Quoted text:
========================================================================

(fl 1784–1824; d Madrid, 1824). Spanish piano and harpsichord maker. He was born in Murcia. By 1784 he had established a workshop in the Calle de San Bernardo, Madrid, where his first advertisements in Madrid newspapers (dating from 1784 to 1787) were for ‘Forte Pianos’ based on the English model; one of those, advertised in 1786, had seven registers. Between 1789 and 1790 he travelled to London, with financial help from King Carlos IV, in order to perfect his craft. On 20 January 1795 he was named organ builder and harpsichord maker to the Royal Chamber of Carlos IV, although his work consisted of making, repairing and tuning the pianos of the royal palaces. He worked first from a shop in the Calle de San Andrés before moving to the Carrera de San Jerónimo in 1814. He also made harpsichords and pianos for the Duchess of Benavente and for other members of the aristocracy in Madrid.
In 1795, following his trip to London he advertised combined harpsichord-pianos based on the models of J.J. Merlin. In addition, he offered glass harmonicas and barrel organs. In 1797 he made a piano with a compass of six octaves (C'–c''''), which was, according to him, the first with that compass in Madrid. In the same year he made a harpsichord-piano for the king in the English style, possibly modelled on the 1796 Broadwood piano now preserved in the Museum of Fine Arts, Boston, which had been a present from chief minister Manuel de Godoy to the queen. At his death he left unfinished an upright piano-organ intended for the king, the description of which indicates that it was to have been a luxurious and expensive instrument. His main rival was Francisco Fernández, who was also given a position at the Royal Chamber of Carlos IV.

========================================================================

Records:
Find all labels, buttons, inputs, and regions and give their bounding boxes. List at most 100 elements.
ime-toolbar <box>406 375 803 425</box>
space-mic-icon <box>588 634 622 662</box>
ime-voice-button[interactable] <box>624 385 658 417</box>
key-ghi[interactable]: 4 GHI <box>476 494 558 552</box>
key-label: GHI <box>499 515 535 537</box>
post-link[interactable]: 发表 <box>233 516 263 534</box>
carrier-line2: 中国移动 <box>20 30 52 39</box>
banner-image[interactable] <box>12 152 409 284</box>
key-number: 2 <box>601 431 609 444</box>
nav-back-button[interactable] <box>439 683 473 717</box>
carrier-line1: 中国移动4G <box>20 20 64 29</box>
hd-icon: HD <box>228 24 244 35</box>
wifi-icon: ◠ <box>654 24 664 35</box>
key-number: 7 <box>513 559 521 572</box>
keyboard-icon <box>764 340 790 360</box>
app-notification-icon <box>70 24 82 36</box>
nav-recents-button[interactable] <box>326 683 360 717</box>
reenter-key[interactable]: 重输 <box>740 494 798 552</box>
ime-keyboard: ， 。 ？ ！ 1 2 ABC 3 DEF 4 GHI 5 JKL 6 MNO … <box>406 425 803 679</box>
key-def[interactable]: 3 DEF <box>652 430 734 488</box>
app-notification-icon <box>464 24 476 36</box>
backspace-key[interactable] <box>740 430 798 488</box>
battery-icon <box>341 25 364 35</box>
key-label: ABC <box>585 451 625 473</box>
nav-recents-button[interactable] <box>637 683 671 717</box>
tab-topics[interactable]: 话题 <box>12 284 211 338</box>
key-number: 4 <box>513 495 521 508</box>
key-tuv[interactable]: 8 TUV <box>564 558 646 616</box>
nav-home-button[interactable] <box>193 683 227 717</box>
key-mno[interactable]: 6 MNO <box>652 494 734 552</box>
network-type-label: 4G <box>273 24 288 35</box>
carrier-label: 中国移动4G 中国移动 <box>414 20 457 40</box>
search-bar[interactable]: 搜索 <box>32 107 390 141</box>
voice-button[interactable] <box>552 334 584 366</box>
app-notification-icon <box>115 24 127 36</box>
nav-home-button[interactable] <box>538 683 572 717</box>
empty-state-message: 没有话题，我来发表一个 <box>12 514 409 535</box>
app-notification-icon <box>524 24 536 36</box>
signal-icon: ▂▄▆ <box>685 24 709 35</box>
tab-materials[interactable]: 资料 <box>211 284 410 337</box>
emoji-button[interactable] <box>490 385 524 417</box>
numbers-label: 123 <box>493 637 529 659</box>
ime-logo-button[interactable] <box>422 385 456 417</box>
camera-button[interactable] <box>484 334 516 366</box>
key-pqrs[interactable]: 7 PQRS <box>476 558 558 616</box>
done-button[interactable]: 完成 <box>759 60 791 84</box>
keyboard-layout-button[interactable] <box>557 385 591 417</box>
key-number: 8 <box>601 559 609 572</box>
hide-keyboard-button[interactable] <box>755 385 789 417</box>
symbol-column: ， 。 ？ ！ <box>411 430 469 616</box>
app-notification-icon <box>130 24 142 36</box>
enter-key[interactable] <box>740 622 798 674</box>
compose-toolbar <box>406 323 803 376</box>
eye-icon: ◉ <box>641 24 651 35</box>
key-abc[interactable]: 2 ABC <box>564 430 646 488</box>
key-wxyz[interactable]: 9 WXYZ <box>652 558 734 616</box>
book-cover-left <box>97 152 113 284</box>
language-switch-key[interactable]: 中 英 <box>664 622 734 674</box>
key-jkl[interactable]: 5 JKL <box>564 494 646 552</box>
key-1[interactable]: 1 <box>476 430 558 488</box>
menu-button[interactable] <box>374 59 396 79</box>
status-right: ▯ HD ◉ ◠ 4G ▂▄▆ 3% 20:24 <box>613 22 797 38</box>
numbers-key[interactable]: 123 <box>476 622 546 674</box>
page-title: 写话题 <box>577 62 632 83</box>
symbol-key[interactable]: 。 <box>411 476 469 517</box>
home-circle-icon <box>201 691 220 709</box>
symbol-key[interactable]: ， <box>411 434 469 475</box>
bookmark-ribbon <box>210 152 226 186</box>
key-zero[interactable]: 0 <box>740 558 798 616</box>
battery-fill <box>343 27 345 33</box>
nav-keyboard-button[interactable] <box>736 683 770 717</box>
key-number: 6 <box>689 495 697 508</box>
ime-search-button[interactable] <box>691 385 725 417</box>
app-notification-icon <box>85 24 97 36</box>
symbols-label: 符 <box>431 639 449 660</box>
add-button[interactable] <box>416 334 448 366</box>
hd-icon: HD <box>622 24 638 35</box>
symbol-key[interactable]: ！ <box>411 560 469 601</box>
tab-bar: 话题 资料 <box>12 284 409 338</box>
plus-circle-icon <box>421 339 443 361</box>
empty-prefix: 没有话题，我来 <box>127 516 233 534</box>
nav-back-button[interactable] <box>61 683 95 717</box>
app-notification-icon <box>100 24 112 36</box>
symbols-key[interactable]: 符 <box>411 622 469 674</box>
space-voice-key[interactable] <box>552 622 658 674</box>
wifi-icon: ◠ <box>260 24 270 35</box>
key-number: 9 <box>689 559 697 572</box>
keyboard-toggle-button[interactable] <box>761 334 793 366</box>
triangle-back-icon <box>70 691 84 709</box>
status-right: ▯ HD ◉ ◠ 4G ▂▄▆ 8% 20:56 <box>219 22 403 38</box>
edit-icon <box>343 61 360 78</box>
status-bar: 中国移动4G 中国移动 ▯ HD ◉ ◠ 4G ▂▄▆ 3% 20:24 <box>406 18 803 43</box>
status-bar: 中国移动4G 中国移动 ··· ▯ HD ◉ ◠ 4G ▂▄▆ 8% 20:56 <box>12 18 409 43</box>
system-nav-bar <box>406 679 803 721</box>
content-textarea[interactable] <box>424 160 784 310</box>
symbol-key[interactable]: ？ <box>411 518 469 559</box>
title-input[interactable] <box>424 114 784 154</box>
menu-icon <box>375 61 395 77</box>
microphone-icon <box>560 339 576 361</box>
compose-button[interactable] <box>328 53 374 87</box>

========================================================================

To-do list:
1. In the entry on the Spanish piano and harpsichord maker, in what year did he move his shop to the Carrera de San Jerónimo?
2. Write a continuation of the entry on the Spanish piano and harpsichord maker, starting after its final sentence.

Task answers:
1. 1814

2.
Few pianos with Flórez’s signature survive. Six square pianos are preserved in the Victoria and Albert Museum, London, the Palacio Real, Madrid, the Museo Municipal, Madrid, and various private collections. There is also an upright piano, dated 1807, with six registers and a compass of five and a half octaves (F'–c''''), at the Palacio Real, Madrid.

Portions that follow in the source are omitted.